**What is expected**: The required result is each line of the entries below containing the string "based".

[Images of document pages with text]
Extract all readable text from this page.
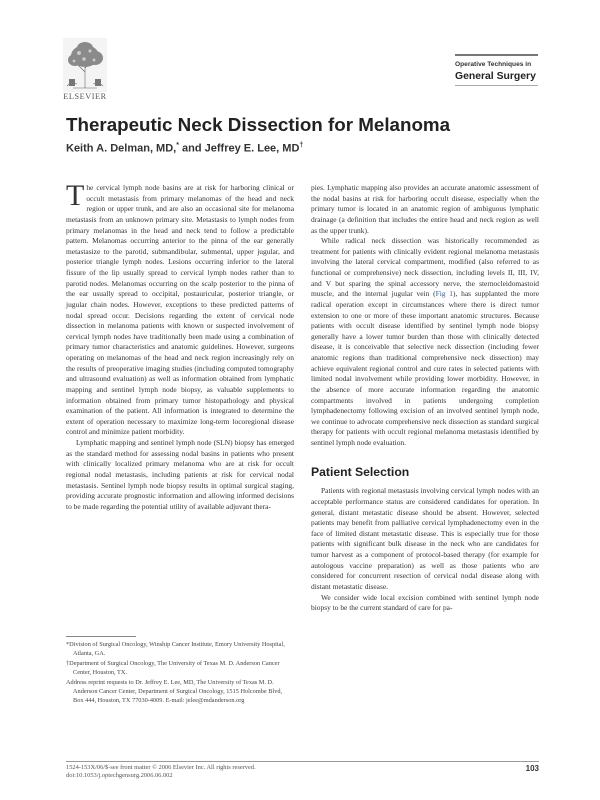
ELSEVIER
Operative Techniques in
General Surgery
Therapeutic Neck Dissection for Melanoma
Keith A. Delman, MD,* and Jeffrey E. Lee, MD†

The cervical lymph node basins are at risk for harboring clinical or occult metastasis from primary melanomas of the head and neck region or upper trunk, and are also an occasional site for melanoma metastasis from an unknown primary site. Metastasis to lymph nodes from primary melanomas in the head and neck tend to follow a predictable pattern. Melanomas occurring anterior to the pinna of the ear generally metastasize to the parotid, submandibular, submental, upper jugular, and posterior triangle lymph nodes. Lesions occurring inferior to the lateral fissure of the lip usually spread to cervical lymph nodes rather than to parotid nodes. Melanomas occurring on the scalp posterior to the pinna of the ear usually spread to occipital, postauricular, posterior triangle, or jugular chain nodes. However, exceptions to these predicted patterns of nodal spread occur. Decisions regarding the extent of cervical node dissection in melanoma patients with known or suspected involvement of cervical lymph nodes have traditionally been made using a combination of primary tumor characteristics and anatomic guidelines. However, surgeons operating on melanomas of the head and neck region increasingly rely on the results of preoperative imaging studies (including computed tomography and ultrasound evaluation) as well as information obtained from lymphatic mapping and sentinel lymph node biopsy, as valuable supplements to information obtained from primary tumor histopathology and physical examination of the patient. All information is integrated to determine the extent of operation necessary to maximize long-term locoregional disease control and minimize patient morbidity.

Lymphatic mapping and sentinel lymph node (SLN) biopsy has emerged as the standard method for assessing nodal basins in patients who present with clinically localized primary melanoma who are at risk for occult regional nodal metastasis, including patients at risk for cervical nodal metastasis. Sentinel lymph node biopsy results in optimal surgical staging, providing accurate prognostic information and allowing informed decisions to be made regarding the potential utility of available adjuvant thera-

pies. Lymphatic mapping also provides an accurate anatomic assessment of the nodal basins at risk for harboring occult disease, especially when the primary tumor is located in an anatomic region of ambiguous lymphatic drainage (a definition that includes the entire head and neck region as well as the upper trunk).

While radical neck dissection was historically recommended as treatment for patients with clinically evident regional melanoma metastasis involving the lateral cervical compartment, modified (also referred to as functional or comprehensive) neck dissection, including levels II, III, IV, and V but sparing the spinal accessory nerve, the sternocleidomastoid muscle, and the internal jugular vein (Fig 1), has supplanted the more radical operation except in circumstances where there is direct tumor extension to one or more of these important anatomic structures. Because patients with occult disease identified by sentinel lymph node biopsy generally have a lower tumor burden than those with clinically detected disease, it is conceivable that selective neck dissection (including fewer anatomic regions than traditional comprehensive neck dissection) may achieve equivalent regional control and cure rates in selected patients with limited nodal involvement while providing lower morbidity. However, in the absence of more accurate information regarding the anatomic compartments involved in patients undergoing completion lymphadenectomy following excision of an involved sentinel lymph node, we continue to advocate comprehensive neck dissection as standard surgical therapy for patients with occult regional melanoma metastasis identified by sentinel lymph node evaluation.

Patient Selection

Patients with regional metastasis involving cervical lymph nodes with an acceptable performance status are considered candidates for operation. In general, distant metastatic disease should be absent. However, selected patients may benefit from palliative cervical lymphadenectomy even in the face of limited distant metastatic disease. This is especially true for those patients with significant bulk disease in the neck who are candidates for tumor harvest as a component of protocol-based therapy (for example for autologous vaccine preparation) as well as those patients who are considered for concurrent resection of cervical nodal disease along with distant metastatic disease.

We consider wide local excision combined with sentinel lymph node biopsy to be the current standard of care for pa-

*Division of Surgical Oncology, Winship Cancer Institute, Emory University Hospital, Atlanta, GA.

†Department of Surgical Oncology, The University of Texas M. D. Anderson Cancer Center, Houston, TX.

Address reprint requests to Dr. Jeffrey E. Lee, MD, The University of Texas M. D. Anderson Cancer Center, Department of Surgical Oncology, 1515 Holcombe Blvd, Box 444, Houston, TX 77030-4009. E-mail: jelee@mdanderson.org

1524-153X/06/$-see front matter © 2006 Elsevier Inc. All rights reserved.
doi:10.1053/j.optechgensurg.2006.06.002
103
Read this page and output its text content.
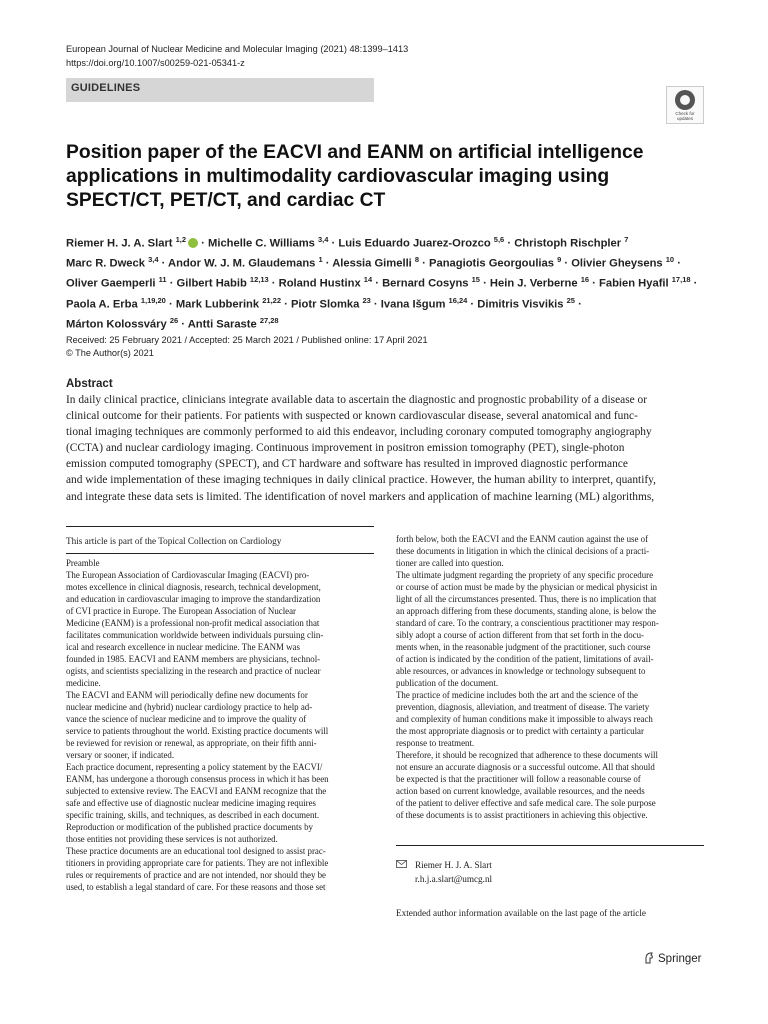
European Journal of Nuclear Medicine and Molecular Imaging (2021) 48:1399–1413
https://doi.org/10.1007/s00259-021-05341-z
GUIDELINES
Check for
updates
Position paper of the EACVI and EANM on artificial intelligence
applications in multimodality cardiovascular imaging using
SPECT/CT, PET/CT, and cardiac CT
Riemer H. J. A. Slart $^{1,2}$ · Michelle C. Williams $^{3,4}$ · Luis Eduardo Juarez-Orozco $^{5,6}$ · Christoph Rischpler $^7$
Marc R. Dweck $^{3,4}$ · Andor W. J. M. Glaudemans $^1$ · Alessia Gimelli $^8$ · Panagiotis Georgoulias $^9$ · Olivier Gheysens $^{10}$ ·
Oliver Gaemperli $^{11}$ · Gilbert Habib $^{12,13}$ · Roland Hustinx $^{14}$ · Bernard Cosyns $^{15}$ · Hein J. Verberne $^{16}$ · Fabien Hyafil $^{17,18}$ ·
Paola A. Erba $^{1,19,20}$ · Mark Lubberink $^{21,22}$ · Piotr Slomka $^{23}$ · Ivana Išgum $^{16,24}$ · Dimitris Visvikis $^{25}$ ·
Márton Kolossváry $^{26}$ · Antti Saraste $^{27,28}$
Received: 25 February 2021 / Accepted: 25 March 2021 / Published online: 17 April 2021
© The Author(s) 2021
Abstract
In daily clinical practice, clinicians integrate available data to ascertain the diagnostic and prognostic probability of a disease or
clinical outcome for their patients. For patients with suspected or known cardiovascular disease, several anatomical and func-
tional imaging techniques are commonly performed to aid this endeavor, including coronary computed tomography angiography
(CCTA) and nuclear cardiology imaging. Continuous improvement in positron emission tomography (PET), single-photon
emission computed tomography (SPECT), and CT hardware and software has resulted in improved diagnostic performance
and wide implementation of these imaging techniques in daily clinical practice. However, the human ability to interpret, quantify,
and integrate these data sets is limited. The identification of novel markers and application of machine learning (ML) algorithms,
This article is part of the Topical Collection on Cardiology
Preamble
The European Association of Cardiovascular Imaging (EACVI) pro-
motes excellence in clinical diagnosis, research, technical development,
and education in cardiovascular imaging to improve the standardization
of CVI practice in Europe. The European Association of Nuclear
Medicine (EANM) is a professional non-profit medical association that
facilitates communication worldwide between individuals pursuing clin-
ical and research excellence in nuclear medicine. The EANM was
founded in 1985. EACVI and EANM members are physicians, technol-
ogists, and scientists specializing in the research and practice of nuclear
medicine.
The EACVI and EANM will periodically define new documents for
nuclear medicine and (hybrid) nuclear cardiology practice to help ad-
vance the science of nuclear medicine and to improve the quality of
service to patients throughout the world. Existing practice documents will
be reviewed for revision or renewal, as appropriate, on their fifth anni-
versary or sooner, if indicated.
Each practice document, representing a policy statement by the EACVI/
EANM, has undergone a thorough consensus process in which it has been
subjected to extensive review. The EACVI and EANM recognize that the
safe and effective use of diagnostic nuclear medicine imaging requires
specific training, skills, and techniques, as described in each document.
Reproduction or modification of the published practice documents by
those entities not providing these services is not authorized.
These practice documents are an educational tool designed to assist prac-
titioners in providing appropriate care for patients. They are not inflexible
rules or requirements of practice and are not intended, nor should they be
used, to establish a legal standard of care. For these reasons and those set
forth below, both the EACVI and the EANM caution against the use of
these documents in litigation in which the clinical decisions of a practi-
tioner are called into question.
The ultimate judgment regarding the propriety of any specific procedure
or course of action must be made by the physician or medical physicist in
light of all the circumstances presented. Thus, there is no implication that
an approach differing from these documents, standing alone, is below the
standard of care. To the contrary, a conscientious practitioner may respon-
sibly adopt a course of action different from that set forth in the docu-
ments when, in the reasonable judgment of the practitioner, such course
of action is indicated by the condition of the patient, limitations of avail-
able resources, or advances in knowledge or technology subsequent to
publication of the document.
The practice of medicine includes both the art and the science of the
prevention, diagnosis, alleviation, and treatment of disease. The variety
and complexity of human conditions make it impossible to always reach
the most appropriate diagnosis or to predict with certainty a particular
response to treatment.
Therefore, it should be recognized that adherence to these documents will
not ensure an accurate diagnosis or a successful outcome. All that should
be expected is that the practitioner will follow a reasonable course of
action based on current knowledge, available resources, and the needs
of the patient to deliver effective and safe medical care. The sole purpose
of these documents is to assist practitioners in achieving this objective.
Riemer H. J. A. Slart
r.h.j.a.slart@umcg.nl
Extended author information available on the last page of the article
Springer
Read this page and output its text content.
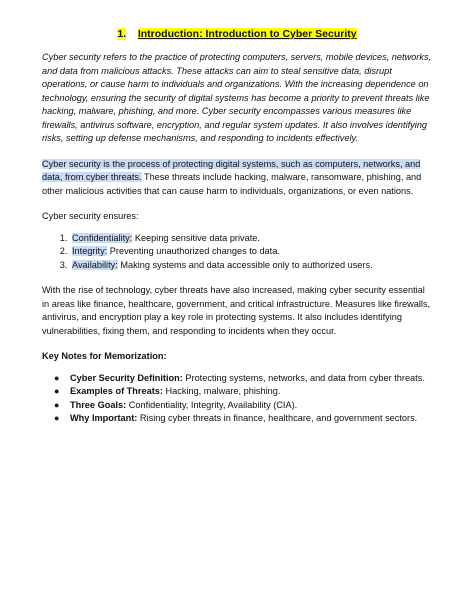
1. Introduction: Introduction to Cyber Security

Cyber security refers to the practice of protecting computers, servers, mobile devices, networks, and data from malicious attacks. These attacks can aim to steal sensitive data, disrupt operations, or cause harm to individuals and organizations. With the increasing dependence on technology, ensuring the security of digital systems has become a priority to prevent threats like hacking, malware, phishing, and more. Cyber security encompasses various measures like firewalls, antivirus software, encryption, and regular system updates. It also involves identifying risks, setting up defense mechanisms, and responding to incidents effectively.

Cyber security is the process of protecting digital systems, such as computers, networks, and data, from cyber threats. These threats include hacking, malware, ransomware, phishing, and other malicious activities that can cause harm to individuals, organizations, or even nations.

Cyber security ensures:

1. Confidentiality: Keeping sensitive data private.
2. Integrity: Preventing unauthorized changes to data.
3. Availability: Making systems and data accessible only to authorized users.

With the rise of technology, cyber threats have also increased, making cyber security essential in areas like finance, healthcare, government, and critical infrastructure. Measures like firewalls, antivirus, and encryption play a key role in protecting systems. It also includes identifying vulnerabilities, fixing them, and responding to incidents when they occur.

Key Notes for Memorization:

● Cyber Security Definition: Protecting systems, networks, and data from cyber threats.
● Examples of Threats: Hacking, malware, phishing.
● Three Goals: Confidentiality, Integrity, Availability (CIA).
● Why Important: Rising cyber threats in finance, healthcare, and government sectors.
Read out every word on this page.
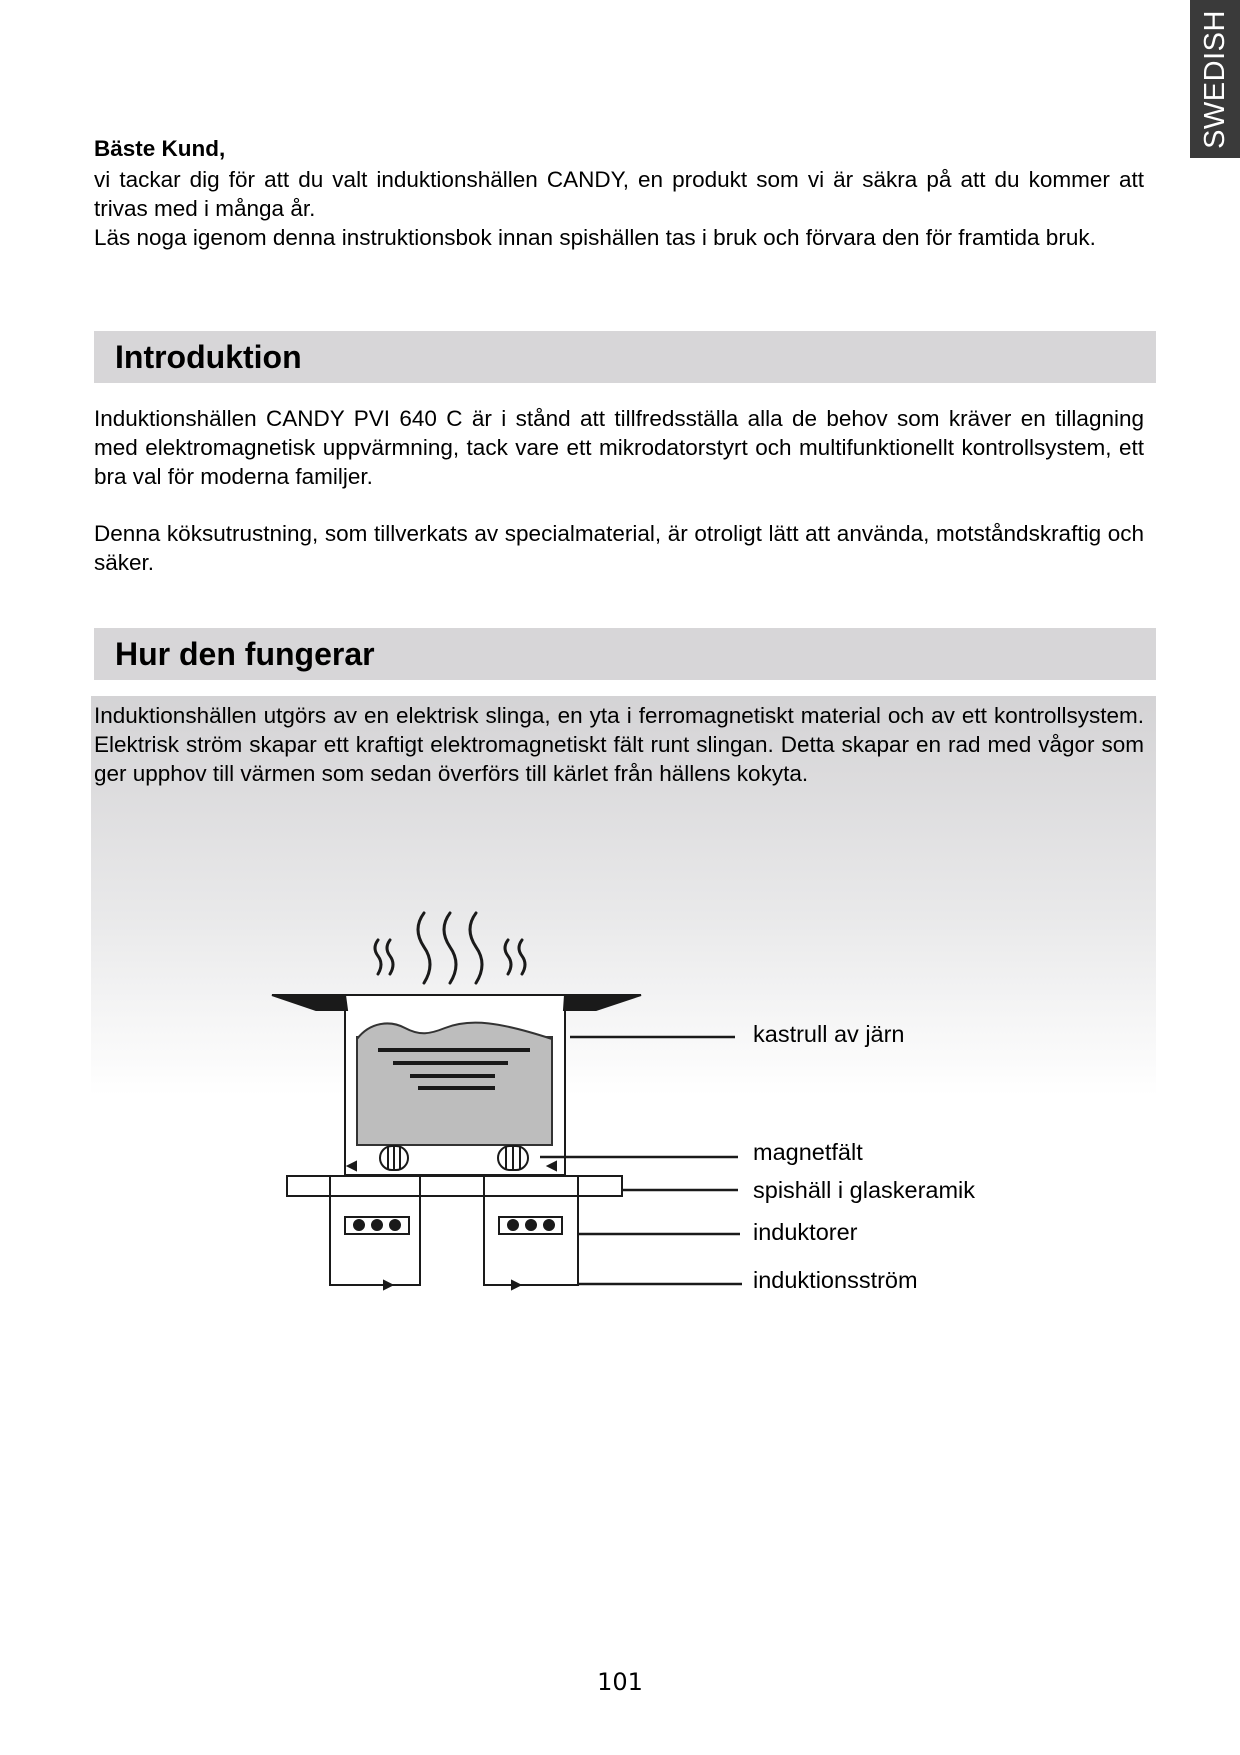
SWEDISH

Bäste Kund,

vi tackar dig för att du valt induktionshällen CANDY, en produkt som vi är säkra på att du kommer att trivas med i många år.

Läs noga igenom denna instruktionsbok innan spishällen tas i bruk och förvara den för framtida bruk.

Introduktion

Induktionshällen CANDY PVI 640 C är i stånd att tillfredsställa alla de behov som kräver en tillagning med elektromagnetisk uppvärmning, tack vare ett mikrodatorstyrt och multifunktionellt kontrollsystem, ett bra val för moderna familjer.

Denna köksutrustning, som tillverkats av specialmaterial, är otroligt lätt att använda, motståndskraftig och säker.

Hur den fungerar

Induktionshällen utgörs av en elektrisk slinga, en yta i ferromagnetiskt material och av ett kontrollsystem. Elektrisk ström skapar ett kraftigt elektromagnetiskt fält runt slingan. Detta skapar en rad med vågor som ger upphov till värmen som sedan överförs till kärlet från hällens kokyta.

kastrull av järn

magnetfält

spishäll i glaskeramik

induktorer

induktionsström

101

**Response**:
Patients with regional metastasis involving cervical lymph nodes with an acceptable performance status are considered candidates for operation. In general, distant metastatic disease should be absent. However, selected patients may benefit from palliative cervical lymphadenectomy even in the face of limited distant metastatic disease. This is especially true for those patients with significant bulk disease in the neck who are candidates for tumor harvest as a component of protocol-based therapy (for example for autologous vaccine preparation) as well as those patients who are considered for concurrent resection of cervical nodal disease along with distant metastatic disease.
action based on current knowledge, available resources, and the needs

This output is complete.